:: Objective ::
Extract all lines from the data beneath that include the word "color".

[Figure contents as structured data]
——
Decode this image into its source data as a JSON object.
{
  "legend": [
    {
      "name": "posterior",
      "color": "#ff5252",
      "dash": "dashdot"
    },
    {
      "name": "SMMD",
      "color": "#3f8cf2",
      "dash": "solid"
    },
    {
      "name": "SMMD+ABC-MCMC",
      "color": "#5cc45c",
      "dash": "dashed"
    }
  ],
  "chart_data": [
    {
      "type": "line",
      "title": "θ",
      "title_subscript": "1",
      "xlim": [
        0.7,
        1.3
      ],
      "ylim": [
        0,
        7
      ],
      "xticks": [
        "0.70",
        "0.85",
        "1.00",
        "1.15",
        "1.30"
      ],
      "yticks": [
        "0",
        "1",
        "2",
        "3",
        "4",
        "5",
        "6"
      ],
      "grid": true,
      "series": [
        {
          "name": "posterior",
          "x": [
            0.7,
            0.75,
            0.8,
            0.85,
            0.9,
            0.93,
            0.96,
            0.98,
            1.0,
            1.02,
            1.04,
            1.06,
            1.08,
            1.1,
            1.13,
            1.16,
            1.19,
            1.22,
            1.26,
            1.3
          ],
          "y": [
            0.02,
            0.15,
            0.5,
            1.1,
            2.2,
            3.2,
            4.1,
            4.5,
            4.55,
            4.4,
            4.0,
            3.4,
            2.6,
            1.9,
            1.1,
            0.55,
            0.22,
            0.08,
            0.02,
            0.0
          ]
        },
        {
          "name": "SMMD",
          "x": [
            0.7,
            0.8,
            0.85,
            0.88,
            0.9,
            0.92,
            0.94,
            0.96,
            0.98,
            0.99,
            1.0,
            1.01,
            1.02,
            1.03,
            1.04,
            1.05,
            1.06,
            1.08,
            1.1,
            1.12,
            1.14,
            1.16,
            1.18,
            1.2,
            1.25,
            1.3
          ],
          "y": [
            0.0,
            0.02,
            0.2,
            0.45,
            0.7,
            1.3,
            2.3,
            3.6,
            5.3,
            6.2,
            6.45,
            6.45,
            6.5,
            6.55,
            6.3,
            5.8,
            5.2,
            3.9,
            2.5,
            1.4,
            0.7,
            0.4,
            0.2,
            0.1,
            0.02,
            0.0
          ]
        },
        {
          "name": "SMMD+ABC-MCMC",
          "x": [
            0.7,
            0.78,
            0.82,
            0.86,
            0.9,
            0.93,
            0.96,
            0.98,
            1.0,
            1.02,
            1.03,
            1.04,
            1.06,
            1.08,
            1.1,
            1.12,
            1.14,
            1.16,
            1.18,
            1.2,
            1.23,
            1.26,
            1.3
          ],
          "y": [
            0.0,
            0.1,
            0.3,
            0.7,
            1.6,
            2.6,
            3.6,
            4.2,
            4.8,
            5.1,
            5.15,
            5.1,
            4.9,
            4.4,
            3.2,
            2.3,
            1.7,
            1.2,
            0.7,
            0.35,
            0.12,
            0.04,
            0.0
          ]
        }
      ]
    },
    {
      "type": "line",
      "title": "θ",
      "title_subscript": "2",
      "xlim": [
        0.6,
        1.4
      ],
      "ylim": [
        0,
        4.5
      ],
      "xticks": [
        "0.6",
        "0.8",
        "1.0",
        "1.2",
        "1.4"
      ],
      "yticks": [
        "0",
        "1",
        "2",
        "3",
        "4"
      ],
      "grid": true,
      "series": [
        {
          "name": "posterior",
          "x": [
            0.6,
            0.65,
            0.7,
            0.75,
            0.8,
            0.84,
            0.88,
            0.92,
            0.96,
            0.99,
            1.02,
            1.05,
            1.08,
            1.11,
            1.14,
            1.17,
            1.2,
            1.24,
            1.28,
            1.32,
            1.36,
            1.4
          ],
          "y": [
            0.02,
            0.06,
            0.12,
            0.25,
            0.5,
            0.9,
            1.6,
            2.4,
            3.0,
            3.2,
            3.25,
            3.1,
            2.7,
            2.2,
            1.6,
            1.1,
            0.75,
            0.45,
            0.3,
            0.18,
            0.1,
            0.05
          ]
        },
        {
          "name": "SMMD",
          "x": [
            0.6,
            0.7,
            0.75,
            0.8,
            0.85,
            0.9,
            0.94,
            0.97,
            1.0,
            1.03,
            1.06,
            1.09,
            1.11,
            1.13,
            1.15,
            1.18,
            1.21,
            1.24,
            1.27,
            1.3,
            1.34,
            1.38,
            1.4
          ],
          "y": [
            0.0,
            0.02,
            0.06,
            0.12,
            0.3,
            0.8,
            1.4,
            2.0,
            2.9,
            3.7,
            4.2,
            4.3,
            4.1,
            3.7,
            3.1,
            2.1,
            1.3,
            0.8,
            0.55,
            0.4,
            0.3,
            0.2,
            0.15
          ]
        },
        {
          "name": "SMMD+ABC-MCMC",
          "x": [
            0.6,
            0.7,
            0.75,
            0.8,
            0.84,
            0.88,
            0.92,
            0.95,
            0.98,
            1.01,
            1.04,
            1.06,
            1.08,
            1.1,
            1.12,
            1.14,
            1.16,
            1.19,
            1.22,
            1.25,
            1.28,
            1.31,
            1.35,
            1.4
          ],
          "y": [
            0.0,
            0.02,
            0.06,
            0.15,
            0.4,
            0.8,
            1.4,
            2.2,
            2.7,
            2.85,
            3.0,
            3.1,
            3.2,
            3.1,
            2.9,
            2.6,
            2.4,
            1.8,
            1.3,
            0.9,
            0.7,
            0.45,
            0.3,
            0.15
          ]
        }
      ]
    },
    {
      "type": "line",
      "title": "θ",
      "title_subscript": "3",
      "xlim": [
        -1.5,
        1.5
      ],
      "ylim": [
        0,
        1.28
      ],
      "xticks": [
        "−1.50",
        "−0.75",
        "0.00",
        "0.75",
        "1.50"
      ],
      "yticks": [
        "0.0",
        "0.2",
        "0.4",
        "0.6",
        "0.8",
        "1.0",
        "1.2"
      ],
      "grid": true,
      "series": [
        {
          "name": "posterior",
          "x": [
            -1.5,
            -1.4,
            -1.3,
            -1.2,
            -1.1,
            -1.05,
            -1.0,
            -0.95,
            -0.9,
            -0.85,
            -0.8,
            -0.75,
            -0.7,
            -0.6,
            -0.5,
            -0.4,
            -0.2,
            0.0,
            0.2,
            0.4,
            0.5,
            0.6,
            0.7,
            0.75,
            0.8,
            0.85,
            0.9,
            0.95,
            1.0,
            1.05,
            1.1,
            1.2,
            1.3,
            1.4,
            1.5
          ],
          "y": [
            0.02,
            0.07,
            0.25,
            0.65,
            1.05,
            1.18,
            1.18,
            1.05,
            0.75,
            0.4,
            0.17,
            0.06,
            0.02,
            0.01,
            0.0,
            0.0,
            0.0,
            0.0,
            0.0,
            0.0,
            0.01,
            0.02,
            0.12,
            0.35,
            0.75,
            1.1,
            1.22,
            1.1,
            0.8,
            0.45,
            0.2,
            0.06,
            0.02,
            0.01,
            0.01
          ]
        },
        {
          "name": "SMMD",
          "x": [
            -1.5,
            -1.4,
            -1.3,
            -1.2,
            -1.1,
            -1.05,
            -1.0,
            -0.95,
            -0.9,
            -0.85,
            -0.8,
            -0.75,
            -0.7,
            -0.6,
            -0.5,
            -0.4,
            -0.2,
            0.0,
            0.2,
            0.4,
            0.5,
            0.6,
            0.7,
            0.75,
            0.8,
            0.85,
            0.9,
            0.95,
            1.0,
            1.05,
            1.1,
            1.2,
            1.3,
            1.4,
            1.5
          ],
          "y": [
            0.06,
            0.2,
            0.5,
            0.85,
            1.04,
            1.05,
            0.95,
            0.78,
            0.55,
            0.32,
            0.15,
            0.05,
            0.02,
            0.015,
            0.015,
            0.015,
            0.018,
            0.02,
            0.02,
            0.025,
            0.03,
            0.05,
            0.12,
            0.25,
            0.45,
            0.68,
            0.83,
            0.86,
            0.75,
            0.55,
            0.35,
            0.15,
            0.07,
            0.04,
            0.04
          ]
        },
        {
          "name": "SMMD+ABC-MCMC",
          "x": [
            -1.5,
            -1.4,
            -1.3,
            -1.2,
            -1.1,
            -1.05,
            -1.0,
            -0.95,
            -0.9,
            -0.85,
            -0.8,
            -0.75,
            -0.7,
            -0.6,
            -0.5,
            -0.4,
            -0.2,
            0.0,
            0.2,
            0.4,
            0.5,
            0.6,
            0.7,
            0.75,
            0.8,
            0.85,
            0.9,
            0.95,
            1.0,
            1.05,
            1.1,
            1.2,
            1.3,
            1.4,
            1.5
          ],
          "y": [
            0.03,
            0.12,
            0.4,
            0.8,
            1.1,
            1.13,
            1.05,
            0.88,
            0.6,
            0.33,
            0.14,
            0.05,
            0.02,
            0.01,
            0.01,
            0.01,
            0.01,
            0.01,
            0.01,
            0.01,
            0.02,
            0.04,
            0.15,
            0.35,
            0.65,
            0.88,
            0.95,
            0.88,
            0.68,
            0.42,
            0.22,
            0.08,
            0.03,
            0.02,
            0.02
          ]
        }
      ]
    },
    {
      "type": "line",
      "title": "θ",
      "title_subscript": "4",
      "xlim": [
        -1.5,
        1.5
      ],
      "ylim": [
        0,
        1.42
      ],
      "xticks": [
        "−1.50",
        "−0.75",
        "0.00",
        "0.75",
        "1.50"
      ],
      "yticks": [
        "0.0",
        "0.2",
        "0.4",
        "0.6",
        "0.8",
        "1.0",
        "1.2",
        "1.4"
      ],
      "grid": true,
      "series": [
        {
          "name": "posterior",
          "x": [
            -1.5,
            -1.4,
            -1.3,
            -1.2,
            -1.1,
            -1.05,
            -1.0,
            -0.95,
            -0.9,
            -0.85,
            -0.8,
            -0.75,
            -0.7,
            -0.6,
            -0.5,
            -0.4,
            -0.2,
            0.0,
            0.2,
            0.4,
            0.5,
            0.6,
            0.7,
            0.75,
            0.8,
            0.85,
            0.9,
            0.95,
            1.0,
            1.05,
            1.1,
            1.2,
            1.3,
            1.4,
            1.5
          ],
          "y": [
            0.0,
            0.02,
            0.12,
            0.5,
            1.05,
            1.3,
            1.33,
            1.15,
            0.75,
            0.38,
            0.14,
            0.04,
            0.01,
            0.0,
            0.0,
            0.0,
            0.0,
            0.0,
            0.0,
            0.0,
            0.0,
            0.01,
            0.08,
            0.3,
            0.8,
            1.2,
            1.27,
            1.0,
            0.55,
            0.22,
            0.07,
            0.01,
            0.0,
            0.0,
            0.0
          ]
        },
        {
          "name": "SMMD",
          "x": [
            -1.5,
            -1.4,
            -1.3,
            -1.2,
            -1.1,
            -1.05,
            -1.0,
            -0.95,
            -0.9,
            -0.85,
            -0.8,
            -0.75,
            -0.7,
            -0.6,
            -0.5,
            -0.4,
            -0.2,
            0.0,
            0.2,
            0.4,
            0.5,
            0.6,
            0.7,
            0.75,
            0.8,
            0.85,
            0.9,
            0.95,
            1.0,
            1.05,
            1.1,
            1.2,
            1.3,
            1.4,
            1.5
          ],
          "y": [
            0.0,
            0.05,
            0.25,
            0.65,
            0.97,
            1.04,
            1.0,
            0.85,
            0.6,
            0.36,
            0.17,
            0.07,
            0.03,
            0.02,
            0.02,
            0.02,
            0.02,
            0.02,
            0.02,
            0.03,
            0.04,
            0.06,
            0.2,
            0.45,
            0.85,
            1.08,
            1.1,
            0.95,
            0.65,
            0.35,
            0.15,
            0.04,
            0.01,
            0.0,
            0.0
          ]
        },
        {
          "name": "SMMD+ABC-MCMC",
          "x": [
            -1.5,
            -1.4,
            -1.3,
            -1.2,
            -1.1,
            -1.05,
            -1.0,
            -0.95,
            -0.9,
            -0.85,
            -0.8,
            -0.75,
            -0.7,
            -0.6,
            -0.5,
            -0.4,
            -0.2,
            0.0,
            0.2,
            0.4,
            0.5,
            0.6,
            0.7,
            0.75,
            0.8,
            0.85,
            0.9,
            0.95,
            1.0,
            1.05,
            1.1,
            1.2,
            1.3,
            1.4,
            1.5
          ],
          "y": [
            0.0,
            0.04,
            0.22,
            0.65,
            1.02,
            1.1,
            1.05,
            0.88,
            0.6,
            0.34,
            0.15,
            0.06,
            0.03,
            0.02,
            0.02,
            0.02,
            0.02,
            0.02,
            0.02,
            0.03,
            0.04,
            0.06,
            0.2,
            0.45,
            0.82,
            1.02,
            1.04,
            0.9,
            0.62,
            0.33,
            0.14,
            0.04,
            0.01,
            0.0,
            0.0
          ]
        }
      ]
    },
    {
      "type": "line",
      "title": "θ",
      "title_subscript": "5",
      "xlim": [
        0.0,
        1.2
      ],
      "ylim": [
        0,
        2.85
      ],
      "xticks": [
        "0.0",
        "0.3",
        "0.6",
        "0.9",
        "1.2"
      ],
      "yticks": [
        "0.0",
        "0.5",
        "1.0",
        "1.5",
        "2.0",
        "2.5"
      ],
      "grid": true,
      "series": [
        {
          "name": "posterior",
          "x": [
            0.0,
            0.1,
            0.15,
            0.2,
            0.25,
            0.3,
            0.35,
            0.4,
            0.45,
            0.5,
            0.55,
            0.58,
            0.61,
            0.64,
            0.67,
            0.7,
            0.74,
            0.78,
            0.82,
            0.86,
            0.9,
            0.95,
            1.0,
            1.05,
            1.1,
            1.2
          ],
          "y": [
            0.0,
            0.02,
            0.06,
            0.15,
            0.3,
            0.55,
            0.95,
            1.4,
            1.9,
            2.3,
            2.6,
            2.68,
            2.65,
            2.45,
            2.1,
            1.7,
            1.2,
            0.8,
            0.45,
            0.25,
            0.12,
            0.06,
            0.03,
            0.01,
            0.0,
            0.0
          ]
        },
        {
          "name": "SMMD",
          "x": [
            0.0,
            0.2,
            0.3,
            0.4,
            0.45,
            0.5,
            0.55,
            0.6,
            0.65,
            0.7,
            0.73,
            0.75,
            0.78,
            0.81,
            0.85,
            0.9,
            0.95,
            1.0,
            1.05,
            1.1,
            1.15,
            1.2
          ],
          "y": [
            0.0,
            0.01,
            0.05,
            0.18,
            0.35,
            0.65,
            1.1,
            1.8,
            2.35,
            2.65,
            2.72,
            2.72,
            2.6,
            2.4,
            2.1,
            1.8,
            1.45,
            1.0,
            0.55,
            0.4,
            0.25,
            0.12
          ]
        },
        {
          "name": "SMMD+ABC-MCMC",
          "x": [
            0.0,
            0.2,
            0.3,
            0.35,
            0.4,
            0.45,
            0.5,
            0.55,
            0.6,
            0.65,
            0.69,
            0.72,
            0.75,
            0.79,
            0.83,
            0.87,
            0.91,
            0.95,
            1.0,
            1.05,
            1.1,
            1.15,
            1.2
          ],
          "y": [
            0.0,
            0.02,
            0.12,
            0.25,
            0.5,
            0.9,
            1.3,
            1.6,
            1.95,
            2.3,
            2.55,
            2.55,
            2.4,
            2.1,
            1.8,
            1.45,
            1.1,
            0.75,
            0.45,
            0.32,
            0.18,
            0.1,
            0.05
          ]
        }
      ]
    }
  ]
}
——
:: Exercise response ::
      "color": "#ff5252",
      "color": "#3f8cf2",
      "color": "#5cc45c",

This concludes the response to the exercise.